START RECORDED INFORMATION

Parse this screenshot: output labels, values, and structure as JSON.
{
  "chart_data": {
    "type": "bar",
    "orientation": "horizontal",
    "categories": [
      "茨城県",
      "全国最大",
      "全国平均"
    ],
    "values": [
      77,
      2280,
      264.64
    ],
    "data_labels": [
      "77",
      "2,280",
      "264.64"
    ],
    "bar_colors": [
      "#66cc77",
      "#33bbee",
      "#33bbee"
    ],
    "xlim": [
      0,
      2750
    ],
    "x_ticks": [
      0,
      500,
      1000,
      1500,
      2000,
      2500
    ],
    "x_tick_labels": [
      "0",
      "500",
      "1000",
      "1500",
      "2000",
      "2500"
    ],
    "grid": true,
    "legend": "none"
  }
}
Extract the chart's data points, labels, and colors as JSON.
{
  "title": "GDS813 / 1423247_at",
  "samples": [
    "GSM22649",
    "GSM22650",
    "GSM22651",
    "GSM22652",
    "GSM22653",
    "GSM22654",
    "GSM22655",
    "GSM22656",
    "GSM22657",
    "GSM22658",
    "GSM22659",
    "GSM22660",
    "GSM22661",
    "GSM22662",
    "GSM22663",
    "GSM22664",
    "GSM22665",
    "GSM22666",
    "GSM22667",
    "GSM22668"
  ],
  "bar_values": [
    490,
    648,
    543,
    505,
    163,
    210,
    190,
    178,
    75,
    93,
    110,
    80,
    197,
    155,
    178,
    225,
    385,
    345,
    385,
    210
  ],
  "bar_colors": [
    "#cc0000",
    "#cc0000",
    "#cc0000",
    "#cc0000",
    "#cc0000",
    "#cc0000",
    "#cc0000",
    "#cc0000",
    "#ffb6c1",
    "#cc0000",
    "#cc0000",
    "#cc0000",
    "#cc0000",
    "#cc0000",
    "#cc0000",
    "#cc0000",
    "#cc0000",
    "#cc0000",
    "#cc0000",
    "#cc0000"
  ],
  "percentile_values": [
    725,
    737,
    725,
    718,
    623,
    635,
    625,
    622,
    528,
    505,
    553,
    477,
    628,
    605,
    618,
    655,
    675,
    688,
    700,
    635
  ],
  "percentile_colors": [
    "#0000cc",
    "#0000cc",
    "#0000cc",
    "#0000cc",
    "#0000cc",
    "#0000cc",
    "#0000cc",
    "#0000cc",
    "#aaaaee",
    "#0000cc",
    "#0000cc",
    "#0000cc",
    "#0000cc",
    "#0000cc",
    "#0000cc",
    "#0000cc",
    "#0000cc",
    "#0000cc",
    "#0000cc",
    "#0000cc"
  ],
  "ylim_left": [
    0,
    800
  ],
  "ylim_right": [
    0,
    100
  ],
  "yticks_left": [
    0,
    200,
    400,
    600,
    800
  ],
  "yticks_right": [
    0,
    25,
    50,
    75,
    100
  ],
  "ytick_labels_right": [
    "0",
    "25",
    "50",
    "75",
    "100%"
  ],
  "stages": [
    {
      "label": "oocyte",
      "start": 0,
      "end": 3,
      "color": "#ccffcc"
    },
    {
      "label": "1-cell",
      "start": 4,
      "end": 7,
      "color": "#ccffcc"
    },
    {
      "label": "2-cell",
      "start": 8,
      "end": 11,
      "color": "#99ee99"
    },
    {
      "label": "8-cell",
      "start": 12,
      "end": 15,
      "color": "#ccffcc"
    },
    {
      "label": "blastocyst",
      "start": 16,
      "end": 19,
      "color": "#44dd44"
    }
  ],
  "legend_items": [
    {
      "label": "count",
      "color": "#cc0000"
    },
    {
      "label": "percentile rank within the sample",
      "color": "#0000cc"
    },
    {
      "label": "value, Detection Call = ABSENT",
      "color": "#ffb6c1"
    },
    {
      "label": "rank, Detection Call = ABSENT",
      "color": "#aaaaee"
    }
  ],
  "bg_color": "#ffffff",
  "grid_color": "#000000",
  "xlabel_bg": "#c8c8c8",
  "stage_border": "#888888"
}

END RECORDED INFORMATION

STATED TASK —
Output the listing above word for word.

CORRECT RESULT —
Parse this screenshot: output labels, values, and structure as JSON.
{
  "chart_data": {
    "type": "bar",
    "orientation": "horizontal",
    "categories": [
      "茨城県",
      "全国最大",
      "全国平均"
    ],
    "values": [
      77,
      2280,
      264.64
    ],
    "data_labels": [
      "77",
      "2,280",
      "264.64"
    ],
    "bar_colors": [
      "#66cc77",
      "#33bbee",
      "#33bbee"
    ],
    "xlim": [
      0,
      2750
    ],
    "x_ticks": [
      0,
      500,
      1000,
      1500,
      2000,
      2500
    ],
    "x_tick_labels": [
      "0",
      "500",
      "1000",
      "1500",
      "2000",
      "2500"
    ],
    "grid": true,
    "legend": "none"
  }
}
Extract the chart's data points, labels, and colors as JSON.
{
  "title": "GDS813 / 1423247_at",
  "samples": [
    "GSM22649",
    "GSM22650",
    "GSM22651",
    "GSM22652",
    "GSM22653",
    "GSM22654",
    "GSM22655",
    "GSM22656",
    "GSM22657",
    "GSM22658",
    "GSM22659",
    "GSM22660",
    "GSM22661",
    "GSM22662",
    "GSM22663",
    "GSM22664",
    "GSM22665",
    "GSM22666",
    "GSM22667",
    "GSM22668"
  ],
  "bar_values": [
    490,
    648,
    543,
    505,
    163,
    210,
    190,
    178,
    75,
    93,
    110,
    80,
    197,
    155,
    178,
    225,
    385,
    345,
    385,
    210
  ],
  "bar_colors": [
    "#cc0000",
    "#cc0000",
    "#cc0000",
    "#cc0000",
    "#cc0000",
    "#cc0000",
    "#cc0000",
    "#cc0000",
    "#ffb6c1",
    "#cc0000",
    "#cc0000",
    "#cc0000",
    "#cc0000",
    "#cc0000",
    "#cc0000",
    "#cc0000",
    "#cc0000",
    "#cc0000",
    "#cc0000",
    "#cc0000"
  ],
  "percentile_values": [
    725,
    737,
    725,
    718,
    623,
    635,
    625,
    622,
    528,
    505,
    553,
    477,
    628,
    605,
    618,
    655,
    675,
    688,
    700,
    635
  ],
  "percentile_colors": [
    "#0000cc",
    "#0000cc",
    "#0000cc",
    "#0000cc",
    "#0000cc",
    "#0000cc",
    "#0000cc",
    "#0000cc",
    "#aaaaee",
    "#0000cc",
    "#0000cc",
    "#0000cc",
    "#0000cc",
    "#0000cc",
    "#0000cc",
    "#0000cc",
    "#0000cc",
    "#0000cc",
    "#0000cc",
    "#0000cc"
  ],
  "ylim_left": [
    0,
    800
  ],
  "ylim_right": [
    0,
    100
  ],
  "yticks_left": [
    0,
    200,
    400,
    600,
    800
  ],
  "yticks_right": [
    0,
    25,
    50,
    75,
    100
  ],
  "ytick_labels_right": [
    "0",
    "25",
    "50",
    "75",
    "100%"
  ],
  "stages": [
    {
      "label": "oocyte",
      "start": 0,
      "end": 3,
      "color": "#ccffcc"
    },
    {
      "label": "1-cell",
      "start": 4,
      "end": 7,
      "color": "#ccffcc"
    },
    {
      "label": "2-cell",
      "start": 8,
      "end": 11,
      "color": "#99ee99"
    },
    {
      "label": "8-cell",
      "start": 12,
      "end": 15,
      "color": "#ccffcc"
    },
    {
      "label": "blastocyst",
      "start": 16,
      "end": 19,
      "color": "#44dd44"
    }
  ],
  "legend_items": [
    {
      "label": "count",
      "color": "#cc0000"
    },
    {
      "label": "percentile rank within the sample",
      "color": "#0000cc"
    },
    {
      "label": "value, Detection Call = ABSENT",
      "color": "#ffb6c1"
    },
    {
      "label": "rank, Detection Call = ABSENT",
      "color": "#aaaaee"
    }
  ],
  "bg_color": "#ffffff",
  "grid_color": "#000000",
  "xlabel_bg": "#c8c8c8",
  "stage_border": "#888888"
}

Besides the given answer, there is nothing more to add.